→ **PROBLEM STATEMENT**
Type out the complete listing below word for word, without its pictures.

Entries taken from a collection
>>>

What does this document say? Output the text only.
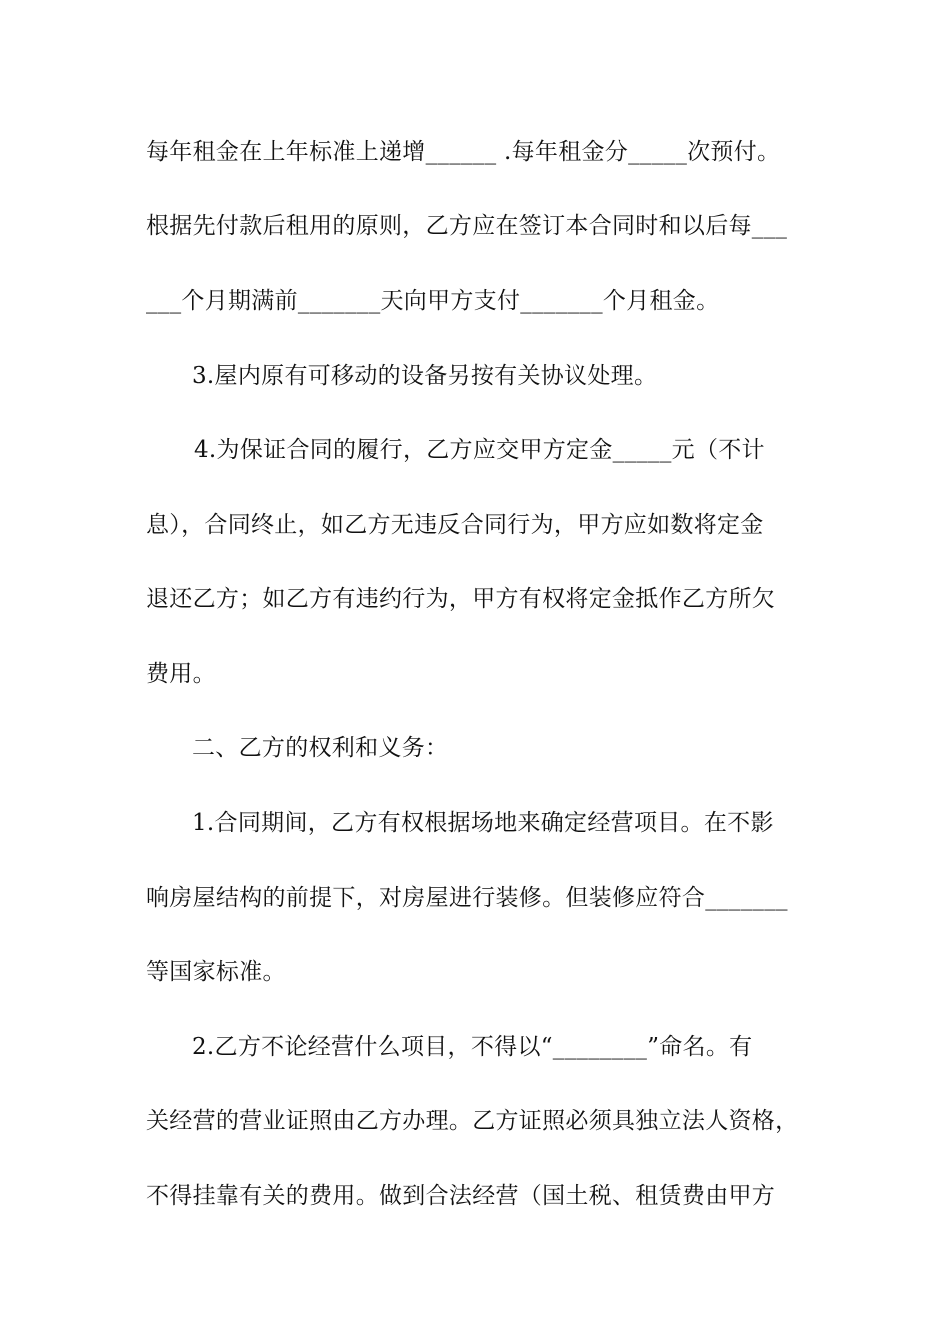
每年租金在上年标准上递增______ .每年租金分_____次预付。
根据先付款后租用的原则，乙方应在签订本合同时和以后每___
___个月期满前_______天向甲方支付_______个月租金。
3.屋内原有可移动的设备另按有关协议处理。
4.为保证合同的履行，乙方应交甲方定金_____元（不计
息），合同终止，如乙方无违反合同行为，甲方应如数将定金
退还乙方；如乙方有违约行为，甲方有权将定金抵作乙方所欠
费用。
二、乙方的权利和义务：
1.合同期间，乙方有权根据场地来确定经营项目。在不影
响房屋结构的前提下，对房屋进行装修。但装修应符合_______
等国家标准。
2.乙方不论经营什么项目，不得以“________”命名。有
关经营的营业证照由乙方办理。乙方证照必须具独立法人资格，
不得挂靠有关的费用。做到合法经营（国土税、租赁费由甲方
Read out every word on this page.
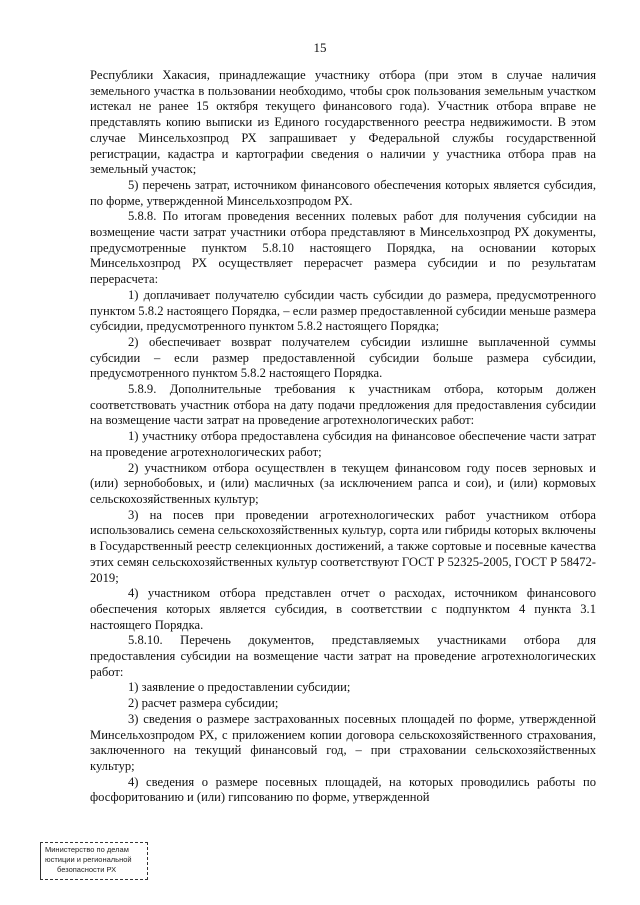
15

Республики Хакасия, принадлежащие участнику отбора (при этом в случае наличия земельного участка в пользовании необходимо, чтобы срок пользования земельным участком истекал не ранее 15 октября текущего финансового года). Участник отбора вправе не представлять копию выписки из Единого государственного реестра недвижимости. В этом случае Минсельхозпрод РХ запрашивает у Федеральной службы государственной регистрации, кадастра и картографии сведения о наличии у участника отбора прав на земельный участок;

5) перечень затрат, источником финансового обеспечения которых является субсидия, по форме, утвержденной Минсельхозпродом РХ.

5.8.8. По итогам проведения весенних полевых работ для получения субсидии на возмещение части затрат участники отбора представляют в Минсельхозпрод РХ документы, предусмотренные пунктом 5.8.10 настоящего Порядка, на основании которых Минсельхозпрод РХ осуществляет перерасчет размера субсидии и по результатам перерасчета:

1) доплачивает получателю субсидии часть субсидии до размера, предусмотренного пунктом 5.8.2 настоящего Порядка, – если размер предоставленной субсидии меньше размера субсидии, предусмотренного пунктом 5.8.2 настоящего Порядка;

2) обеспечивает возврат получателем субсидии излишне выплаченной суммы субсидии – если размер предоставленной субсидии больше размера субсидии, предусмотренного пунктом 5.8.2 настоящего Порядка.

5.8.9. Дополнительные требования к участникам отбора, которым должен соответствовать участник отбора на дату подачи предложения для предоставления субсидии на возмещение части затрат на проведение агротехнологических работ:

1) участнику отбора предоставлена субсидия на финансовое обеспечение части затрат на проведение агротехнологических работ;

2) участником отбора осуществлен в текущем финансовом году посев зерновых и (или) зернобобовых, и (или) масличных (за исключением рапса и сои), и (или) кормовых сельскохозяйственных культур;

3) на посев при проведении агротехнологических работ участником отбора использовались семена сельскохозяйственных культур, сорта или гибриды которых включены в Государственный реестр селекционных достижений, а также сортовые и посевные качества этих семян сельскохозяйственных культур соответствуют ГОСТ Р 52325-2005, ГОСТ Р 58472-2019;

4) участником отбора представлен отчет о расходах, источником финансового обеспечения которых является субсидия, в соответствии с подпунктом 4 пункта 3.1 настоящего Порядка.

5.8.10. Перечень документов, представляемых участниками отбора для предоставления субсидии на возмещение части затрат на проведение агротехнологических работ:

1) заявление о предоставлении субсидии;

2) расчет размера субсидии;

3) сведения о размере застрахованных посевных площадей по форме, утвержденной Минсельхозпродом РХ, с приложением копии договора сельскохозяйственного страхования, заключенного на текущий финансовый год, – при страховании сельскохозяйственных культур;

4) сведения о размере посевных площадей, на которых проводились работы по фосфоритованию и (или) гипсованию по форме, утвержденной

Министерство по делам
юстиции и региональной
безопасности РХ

<<<

→ **RESPONSE TO THIS TASK**
What does this document say? Output the text only.
每年租金在上年标准上递增______ .每年租金分_____次预付。
根据先付款后租用的原则，乙方应在签订本合同时和以后每___
___个月期满前_______天向甲方支付_______个月租金。
3.屋内原有可移动的设备另按有关协议处理。
4.为保证合同的履行，乙方应交甲方定金_____元（不计
息），合同终止，如乙方无违反合同行为，甲方应如数将定金
退还乙方；如乙方有违约行为，甲方有权将定金抵作乙方所欠
费用。
二、乙方的权利和义务：
1.合同期间，乙方有权根据场地来确定经营项目。在不影
响房屋结构的前提下，对房屋进行装修。但装修应符合_______
等国家标准。
2.乙方不论经营什么项目，不得以“________”命名。有
关经营的营业证照由乙方办理。乙方证照必须具独立法人资格，
不得挂靠有关的费用。做到合法经营（国土税、租赁费由甲方
Read out every word on this page.
15

Республики Хакасия, принадлежащие участнику отбора (при этом в случае наличия земельного участка в пользовании необходимо, чтобы срок пользования земельным участком истекал не ранее 15 октября текущего финансового года). Участник отбора вправе не представлять копию выписки из Единого государственного реестра недвижимости. В этом случае Минсельхозпрод РХ запрашивает у Федеральной службы государственной регистрации, кадастра и картографии сведения о наличии у участника отбора прав на земельный участок;

5) перечень затрат, источником финансового обеспечения которых является субсидия, по форме, утвержденной Минсельхозпродом РХ.

5.8.8. По итогам проведения весенних полевых работ для получения субсидии на возмещение части затрат участники отбора представляют в Минсельхозпрод РХ документы, предусмотренные пунктом 5.8.10 настоящего Порядка, на основании которых Минсельхозпрод РХ осуществляет перерасчет размера субсидии и по результатам перерасчета:

1) доплачивает получателю субсидии часть субсидии до размера, предусмотренного пунктом 5.8.2 настоящего Порядка, – если размер предоставленной субсидии меньше размера субсидии, предусмотренного пунктом 5.8.2 настоящего Порядка;

2) обеспечивает возврат получателем субсидии излишне выплаченной суммы субсидии – если размер предоставленной субсидии больше размера субсидии, предусмотренного пунктом 5.8.2 настоящего Порядка.

5.8.9. Дополнительные требования к участникам отбора, которым должен соответствовать участник отбора на дату подачи предложения для предоставления субсидии на возмещение части затрат на проведение агротехнологических работ:

1) участнику отбора предоставлена субсидия на финансовое обеспечение части затрат на проведение агротехнологических работ;

2) участником отбора осуществлен в текущем финансовом году посев зерновых и (или) зернобобовых, и (или) масличных (за исключением рапса и сои), и (или) кормовых сельскохозяйственных культур;

3) на посев при проведении агротехнологических работ участником отбора использовались семена сельскохозяйственных культур, сорта или гибриды которых включены в Государственный реестр селекционных достижений, а также сортовые и посевные качества этих семян сельскохозяйственных культур соответствуют ГОСТ Р 52325-2005, ГОСТ Р 58472-2019;

4) участником отбора представлен отчет о расходах, источником финансового обеспечения которых является субсидия, в соответствии с подпунктом 4 пункта 3.1 настоящего Порядка.

5.8.10. Перечень документов, представляемых участниками отбора для предоставления субсидии на возмещение части затрат на проведение агротехнологических работ:

1) заявление о предоставлении субсидии;

2) расчет размера субсидии;

3) сведения о размере застрахованных посевных площадей по форме, утвержденной Минсельхозпродом РХ, с приложением копии договора сельскохозяйственного страхования, заключенного на текущий финансовый год, – при страховании сельскохозяйственных культур;

4) сведения о размере посевных площадей, на которых проводились работы по фосфоритованию и (или) гипсованию по форме, утвержденной

Министерство по делам
юстиции и региональной
безопасности РХ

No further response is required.